# [REQUIRED TASK A]
Answer these about the piece on conservative leaders:
(i) Which two conservatives does it say seem to think waterboarding isn't torture?
(ii) How many draft deferments did Dick apply for and receive?
(iii) During which war was one of our own court-martialed for waterboarding?
# [REQUIRED TASK B]
Rewrite the piece on conservative leaders starting with "When I listen" and going on through "that very reason.", substituting "simulated drowning" for "waterboarding".
# [REQUIRED TASK C]
Proceed with the piece on conservative leaders, picking up after its final sentence.

# [PROVIDED TEXT]
---

When I listen to the conservative leadership of today – Rush Limbaugh, Newt Gingrich, Sean Hannity, my moron of a neighbor Jerry… – it seems clear that they no longer stand for anything but rather against everything. Except for torture. They seem to be all for that. But everything else seems to be no, no, no!  One thing is for sure – they hate change. Which is too bad for them because trust me when I say that change – like shit – happens.

Actually,  they are fine with some change.  They really seem to enjoy changing history. Take for example, two other shit for brain conservatives named Dick Cheney and Bill Bennett, who seem to think waterboarding isn’t torture. That’s funny because when my Harold came back from WWII, we were all pretty clear on that form of torture.  If my memory serves me correct – and it does – we convicted some Japanese soldiers for just that very reason.

But Dick and Bill aren’t as old as they look – and they look really old.   WWII was before their time.   But we actually courtmarshalled one of our own for participating in waterboarding during Vietnam. Things might be more clear for Dick and Bill if they actually served in the armed forces – alas they didn’t.  In fact,  Dick applied for and received five draft deferments instead of serving in Vietnam.   See Dick and Bill.  See Dick and Bill run.  Run Dick.  Run Bill.

These morons have nothing left to offer.   There are no solutions for peace. Instead we must always be ready for war. There are no solutions for poverty, instead we must carefully protect the wealth of the wealthy.  There are no solutions for the environment, instead we must simply put our heads in the sand and pretend that life goes on forever – unchanging and without consequence.  No wonder these guys look bloated and constipated. They’re full of shit, and lots of it.

---

# [DATA ENTRIES]
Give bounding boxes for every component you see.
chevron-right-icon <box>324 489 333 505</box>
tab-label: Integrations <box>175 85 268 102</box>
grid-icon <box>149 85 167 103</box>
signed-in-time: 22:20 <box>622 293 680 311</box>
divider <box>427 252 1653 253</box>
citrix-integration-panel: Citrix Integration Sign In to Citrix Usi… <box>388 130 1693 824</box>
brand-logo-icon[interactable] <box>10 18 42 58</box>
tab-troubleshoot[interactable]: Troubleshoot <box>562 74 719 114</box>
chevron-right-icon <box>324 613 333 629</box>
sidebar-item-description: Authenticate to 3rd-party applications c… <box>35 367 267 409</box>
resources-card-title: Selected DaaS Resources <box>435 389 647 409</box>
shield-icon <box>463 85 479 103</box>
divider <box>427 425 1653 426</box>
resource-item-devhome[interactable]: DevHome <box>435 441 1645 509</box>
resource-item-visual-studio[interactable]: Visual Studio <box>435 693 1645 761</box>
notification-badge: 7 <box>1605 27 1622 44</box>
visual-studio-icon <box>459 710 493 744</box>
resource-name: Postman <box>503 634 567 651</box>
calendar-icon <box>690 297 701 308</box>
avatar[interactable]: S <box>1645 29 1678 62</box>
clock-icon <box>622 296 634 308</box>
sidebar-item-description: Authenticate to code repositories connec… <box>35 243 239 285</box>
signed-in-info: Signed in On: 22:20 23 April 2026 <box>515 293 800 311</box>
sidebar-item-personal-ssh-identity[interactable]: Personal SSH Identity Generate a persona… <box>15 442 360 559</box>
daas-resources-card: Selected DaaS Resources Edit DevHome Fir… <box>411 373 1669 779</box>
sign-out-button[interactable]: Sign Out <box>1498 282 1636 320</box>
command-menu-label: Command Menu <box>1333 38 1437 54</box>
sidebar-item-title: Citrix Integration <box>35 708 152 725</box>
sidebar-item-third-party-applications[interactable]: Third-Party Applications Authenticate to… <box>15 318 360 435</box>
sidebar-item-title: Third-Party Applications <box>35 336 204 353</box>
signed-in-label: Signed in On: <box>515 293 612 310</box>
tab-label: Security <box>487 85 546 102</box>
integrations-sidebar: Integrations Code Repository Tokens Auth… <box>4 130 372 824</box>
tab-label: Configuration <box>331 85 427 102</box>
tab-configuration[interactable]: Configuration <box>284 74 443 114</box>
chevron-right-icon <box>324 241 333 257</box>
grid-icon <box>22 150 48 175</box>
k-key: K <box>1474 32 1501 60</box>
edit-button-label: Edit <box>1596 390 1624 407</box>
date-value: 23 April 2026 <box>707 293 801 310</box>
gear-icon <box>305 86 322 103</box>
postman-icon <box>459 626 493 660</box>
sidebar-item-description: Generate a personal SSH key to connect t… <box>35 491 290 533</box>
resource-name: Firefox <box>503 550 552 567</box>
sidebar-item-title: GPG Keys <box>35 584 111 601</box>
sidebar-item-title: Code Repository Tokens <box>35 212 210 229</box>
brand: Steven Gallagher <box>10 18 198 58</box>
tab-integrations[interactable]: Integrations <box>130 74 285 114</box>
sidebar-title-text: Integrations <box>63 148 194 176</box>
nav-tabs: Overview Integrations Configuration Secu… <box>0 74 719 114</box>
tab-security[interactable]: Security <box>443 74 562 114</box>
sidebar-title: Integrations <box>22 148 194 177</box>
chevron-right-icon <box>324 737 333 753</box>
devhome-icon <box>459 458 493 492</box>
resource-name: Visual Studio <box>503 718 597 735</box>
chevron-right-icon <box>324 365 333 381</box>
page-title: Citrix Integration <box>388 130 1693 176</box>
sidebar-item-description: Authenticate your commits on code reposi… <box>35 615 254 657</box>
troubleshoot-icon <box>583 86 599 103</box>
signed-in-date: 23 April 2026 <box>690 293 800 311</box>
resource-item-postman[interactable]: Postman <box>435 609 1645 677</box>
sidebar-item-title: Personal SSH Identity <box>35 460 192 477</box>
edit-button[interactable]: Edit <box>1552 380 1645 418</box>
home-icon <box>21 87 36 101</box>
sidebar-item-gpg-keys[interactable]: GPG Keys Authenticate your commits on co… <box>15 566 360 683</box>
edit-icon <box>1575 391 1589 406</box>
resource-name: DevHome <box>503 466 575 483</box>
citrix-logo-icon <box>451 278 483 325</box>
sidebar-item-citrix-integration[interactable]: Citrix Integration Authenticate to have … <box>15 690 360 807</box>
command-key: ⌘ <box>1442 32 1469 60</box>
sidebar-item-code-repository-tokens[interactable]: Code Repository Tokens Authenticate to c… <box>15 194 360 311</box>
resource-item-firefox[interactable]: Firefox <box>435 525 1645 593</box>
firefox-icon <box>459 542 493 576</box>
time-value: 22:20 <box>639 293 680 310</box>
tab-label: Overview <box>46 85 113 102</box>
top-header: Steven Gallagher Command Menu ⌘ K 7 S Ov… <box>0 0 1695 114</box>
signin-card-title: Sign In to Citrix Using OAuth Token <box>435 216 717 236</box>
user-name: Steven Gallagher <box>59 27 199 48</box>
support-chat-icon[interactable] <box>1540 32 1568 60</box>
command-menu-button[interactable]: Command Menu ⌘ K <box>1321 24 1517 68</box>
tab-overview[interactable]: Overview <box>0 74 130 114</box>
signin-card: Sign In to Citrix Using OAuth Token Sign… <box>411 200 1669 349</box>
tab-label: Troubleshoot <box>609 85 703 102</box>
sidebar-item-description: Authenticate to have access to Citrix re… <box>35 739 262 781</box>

---

# [RESPONSE A]
(i) Dick Cheney and Bill Bennett
(ii) Five
(iii) Vietnam

# [RESPONSE B]
When I listen to the conservative leadership of today – Rush Limbaugh, Newt Gingrich, Sean Hannity, my moron of a neighbor Jerry… – it seems clear that they no longer stand for anything but rather against everything. Except for torture. They seem to be all for that. But everything else seems to be no, no, no!  One thing is for sure – they hate change. Which is too bad for them because trust me when I say that change – like shit – happens.

Actually,  they are fine with some change.  They really seem to enjoy changing history. Take for example, two other shit for brain conservatives named Dick Cheney and Bill Bennett, who seem to think simulated drowning isn’t torture. That’s funny because when my Harold came back from WWII, we were all pretty clear on that form of torture.  If my memory serves me correct – and it does – we convicted some Japanese soldiers for just that very reason.

# [RESPONSE C]
American values (and Christian values) change. We once valued slavery. We once burned people at the stake for witchcraft. We once looked the other way while Priests molested children.  American-made cars used to last forever.  Joan Rivers used to look like Joan Rivers.  Hell, we once actually thought Rush Limbaugh was funny.  But like I said, shit happens.

Every parent who has ever raised a child knows that change is inevitable. They learn from you – how to love as well as how to hate.  They listen to you – the truth as well as the lies. They fall.  They get up.   But eventually they decide for themselves who and how to love or hate as well when and how to lie or speak the truth.   My grandchildren are no more like me than I am like my grandparents.  Goodness sakes,  I certainly don’t make my own butter and, when I shit, it’s in the comfort of an indoor bathroom with all the modern conveniences.

Now that I think about it, there is one thing that never changes and that’s shit.   Shit always happens.  And shit always stinks.  Other than that, change is inevitable.  Children grow up.  Grandparents die.  Life goes on.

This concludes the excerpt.